(Collected data entries)
┄┄┄┄┄┄┄┄┄┄

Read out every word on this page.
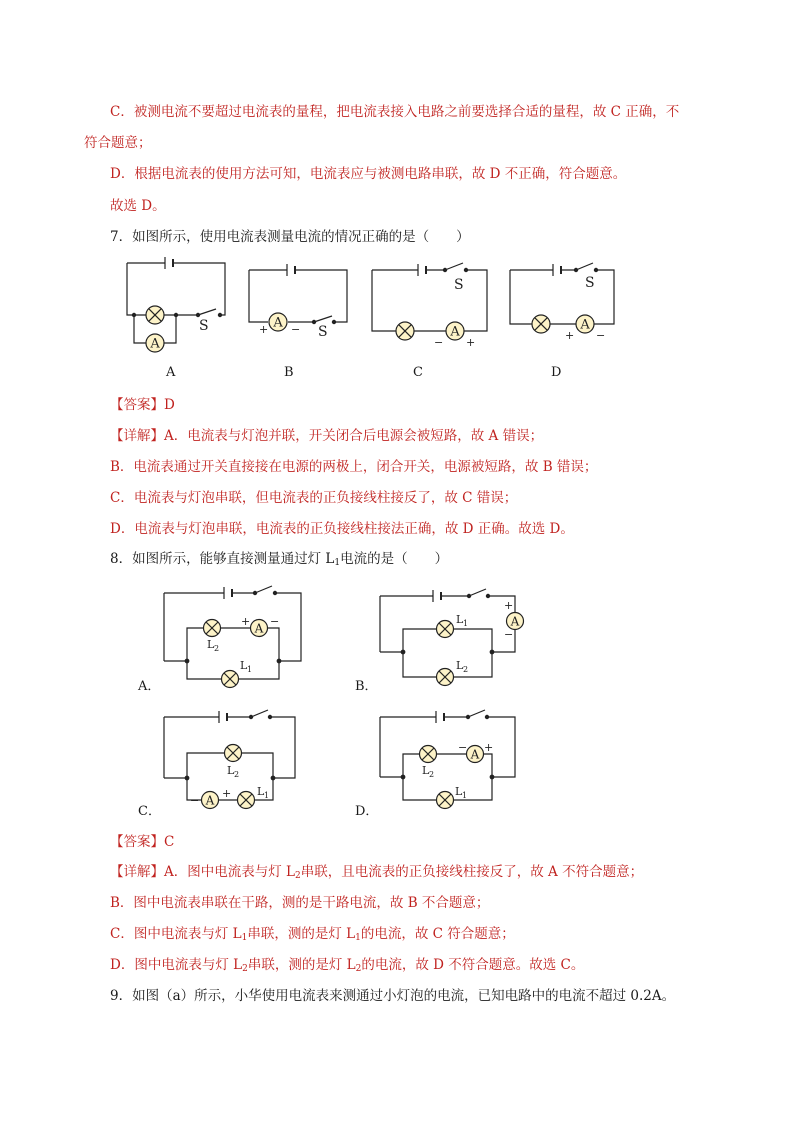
C．被测电流不要超过电流表的量程，把电流表接入电路之前要选择合适的量程，故 C 正确，不
符合题意；
D．根据电流表的使用方法可知，电流表应与被测电路串联，故 D 不正确，符合题意。
故选 D。
7．如图所示，使用电流表测量电流的情况正确的是（　　）
S	+ − S
S
− +
S
+ −
A	B	C	D
【答案】D
【详解】A．电流表与灯泡并联，开关闭合后电源会被短路，故 A 错误；
B．电流表通过开关直接接在电源的两极上，闭合开关，电源被短路，故 B 错误；
C．电流表与灯泡串联，但电流表的正负接线柱接反了，故 C 错误；
D．电流表与灯泡串联，电流表的正负接线柱接法正确，故 D 正确。故选 D。
8．如图所示，能够直接测量通过灯 $L_1$电流的是（　　）
L 2
+ −
L 1
L 1
+
−
L 2
L 2
−
+ L 1
L 2
− +
L 1
A．	B．
C．	D．
【答案】C
【详解】A．图中电流表与灯 $L_2$串联，且电流表的正负接线柱接反了，故 A 不符合题意；
B．图中电流表串联在干路，测的是干路电流，故 B 不合题意；
C．图中电流表与灯 $L_1$串联，测的是灯 $L_1$的电流，故 C 符合题意；
D．图中电流表与灯 $L_2$串联，测的是灯 $L_2$的电流，故 D 不符合题意。故选 C。
9．如图（a）所示，小华使用电流表来测通过小灯泡的电流，已知电路中的电流不超过 0.2A。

┄┄┄┄┄┄┄┄┄┄

**Stated task:** Quote all the lines above exactly as given. Do not include the pictures.

**Written solution:**
Read out every word on this page.
C．被测电流不要超过电流表的量程，把电流表接入电路之前要选择合适的量程，故 C 正确，不
符合题意；
D．根据电流表的使用方法可知，电流表应与被测电路串联，故 D 不正确，符合题意。
故选 D。
7．如图所示，使用电流表测量电流的情况正确的是（　　）
S	+ − S
S
− +
S
+ −
A	B	C	D
【答案】D
【详解】A．电流表与灯泡并联，开关闭合后电源会被短路，故 A 错误；
B．电流表通过开关直接接在电源的两极上，闭合开关，电源被短路，故 B 错误；
C．电流表与灯泡串联，但电流表的正负接线柱接反了，故 C 错误；
D．电流表与灯泡串联，电流表的正负接线柱接法正确，故 D 正确。故选 D。
8．如图所示，能够直接测量通过灯 $L_1$电流的是（　　）
L 2
+ −
L 1
L 1
+
−
L 2
L 2
−
+ L 1
L 2
− +
L 1
A．	B．
C．	D．
【答案】C
【详解】A．图中电流表与灯 $L_2$串联，且电流表的正负接线柱接反了，故 A 不符合题意；
B．图中电流表串联在干路，测的是干路电流，故 B 不合题意；
C．图中电流表与灯 $L_1$串联，测的是灯 $L_1$的电流，故 C 符合题意；
D．图中电流表与灯 $L_2$串联，测的是灯 $L_2$的电流，故 D 不符合题意。故选 C。
9．如图（a）所示，小华使用电流表来测通过小灯泡的电流，已知电路中的电流不超过 0.2A。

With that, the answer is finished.